SOURCE DATA =

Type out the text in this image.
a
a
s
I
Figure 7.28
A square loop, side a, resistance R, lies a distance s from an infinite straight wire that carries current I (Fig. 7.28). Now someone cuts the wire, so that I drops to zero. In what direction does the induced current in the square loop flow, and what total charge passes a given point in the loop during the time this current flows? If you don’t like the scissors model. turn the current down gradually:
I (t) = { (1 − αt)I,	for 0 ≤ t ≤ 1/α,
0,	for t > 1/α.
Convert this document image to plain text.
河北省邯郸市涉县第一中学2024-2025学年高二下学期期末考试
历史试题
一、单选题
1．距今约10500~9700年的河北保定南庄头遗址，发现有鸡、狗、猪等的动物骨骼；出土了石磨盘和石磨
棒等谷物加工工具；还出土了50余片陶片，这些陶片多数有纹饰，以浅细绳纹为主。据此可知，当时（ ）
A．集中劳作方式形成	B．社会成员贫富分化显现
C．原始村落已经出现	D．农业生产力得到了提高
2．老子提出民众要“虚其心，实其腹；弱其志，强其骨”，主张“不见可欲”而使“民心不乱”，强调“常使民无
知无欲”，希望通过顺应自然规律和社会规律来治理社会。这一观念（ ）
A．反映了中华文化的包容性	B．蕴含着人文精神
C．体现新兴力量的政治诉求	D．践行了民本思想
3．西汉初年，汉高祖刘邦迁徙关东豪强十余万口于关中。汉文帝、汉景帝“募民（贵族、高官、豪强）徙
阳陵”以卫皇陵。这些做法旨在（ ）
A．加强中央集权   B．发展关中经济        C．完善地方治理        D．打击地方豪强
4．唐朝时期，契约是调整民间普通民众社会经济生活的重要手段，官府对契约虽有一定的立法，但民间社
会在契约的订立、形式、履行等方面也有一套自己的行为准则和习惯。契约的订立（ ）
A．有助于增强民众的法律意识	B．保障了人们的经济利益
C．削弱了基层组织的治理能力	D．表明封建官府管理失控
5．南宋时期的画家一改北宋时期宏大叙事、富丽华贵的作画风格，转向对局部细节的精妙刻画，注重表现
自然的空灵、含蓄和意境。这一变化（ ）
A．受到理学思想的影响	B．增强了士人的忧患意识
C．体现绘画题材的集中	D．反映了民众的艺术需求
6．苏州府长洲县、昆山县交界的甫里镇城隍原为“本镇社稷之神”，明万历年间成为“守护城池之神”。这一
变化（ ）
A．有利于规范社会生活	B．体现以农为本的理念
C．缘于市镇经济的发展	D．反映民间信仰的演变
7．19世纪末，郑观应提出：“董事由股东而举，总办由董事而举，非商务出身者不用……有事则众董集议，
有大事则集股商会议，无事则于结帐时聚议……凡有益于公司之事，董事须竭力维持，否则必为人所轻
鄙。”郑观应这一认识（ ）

WHAT YOU ARE ASKED TO DO = Produce an exact copy of every entry above.

EXERCISE RESULT =
Type out the text in this image.
a
a
s
I
Figure 7.28
A square loop, side a, resistance R, lies a distance s from an infinite straight wire that carries current I (Fig. 7.28). Now someone cuts the wire, so that I drops to zero. In what direction does the induced current in the square loop flow, and what total charge passes a given point in the loop during the time this current flows? If you don’t like the scissors model. turn the current down gradually:
I (t) = { (1 − αt)I,	for 0 ≤ t ≤ 1/α,
0,	for t > 1/α.
Convert this document image to plain text.
河北省邯郸市涉县第一中学2024-2025学年高二下学期期末考试
历史试题
一、单选题
1．距今约10500~9700年的河北保定南庄头遗址，发现有鸡、狗、猪等的动物骨骼；出土了石磨盘和石磨
棒等谷物加工工具；还出土了50余片陶片，这些陶片多数有纹饰，以浅细绳纹为主。据此可知，当时（ ）
A．集中劳作方式形成	B．社会成员贫富分化显现
C．原始村落已经出现	D．农业生产力得到了提高
2．老子提出民众要“虚其心，实其腹；弱其志，强其骨”，主张“不见可欲”而使“民心不乱”，强调“常使民无
知无欲”，希望通过顺应自然规律和社会规律来治理社会。这一观念（ ）
A．反映了中华文化的包容性	B．蕴含着人文精神
C．体现新兴力量的政治诉求	D．践行了民本思想
3．西汉初年，汉高祖刘邦迁徙关东豪强十余万口于关中。汉文帝、汉景帝“募民（贵族、高官、豪强）徙
阳陵”以卫皇陵。这些做法旨在（ ）
A．加强中央集权   B．发展关中经济        C．完善地方治理        D．打击地方豪强
4．唐朝时期，契约是调整民间普通民众社会经济生活的重要手段，官府对契约虽有一定的立法，但民间社
会在契约的订立、形式、履行等方面也有一套自己的行为准则和习惯。契约的订立（ ）
A．有助于增强民众的法律意识	B．保障了人们的经济利益
C．削弱了基层组织的治理能力	D．表明封建官府管理失控
5．南宋时期的画家一改北宋时期宏大叙事、富丽华贵的作画风格，转向对局部细节的精妙刻画，注重表现
自然的空灵、含蓄和意境。这一变化（ ）
A．受到理学思想的影响	B．增强了士人的忧患意识
C．体现绘画题材的集中	D．反映了民众的艺术需求
6．苏州府长洲县、昆山县交界的甫里镇城隍原为“本镇社稷之神”，明万历年间成为“守护城池之神”。这一
变化（ ）
A．有利于规范社会生活	B．体现以农为本的理念
C．缘于市镇经济的发展	D．反映民间信仰的演变
7．19世纪末，郑观应提出：“董事由股东而举，总办由董事而举，非商务出身者不用……有事则众董集议，
有大事则集股商会议，无事则于结帐时聚议……凡有益于公司之事，董事须竭力维持，否则必为人所轻
鄙。”郑观应这一认识（ ）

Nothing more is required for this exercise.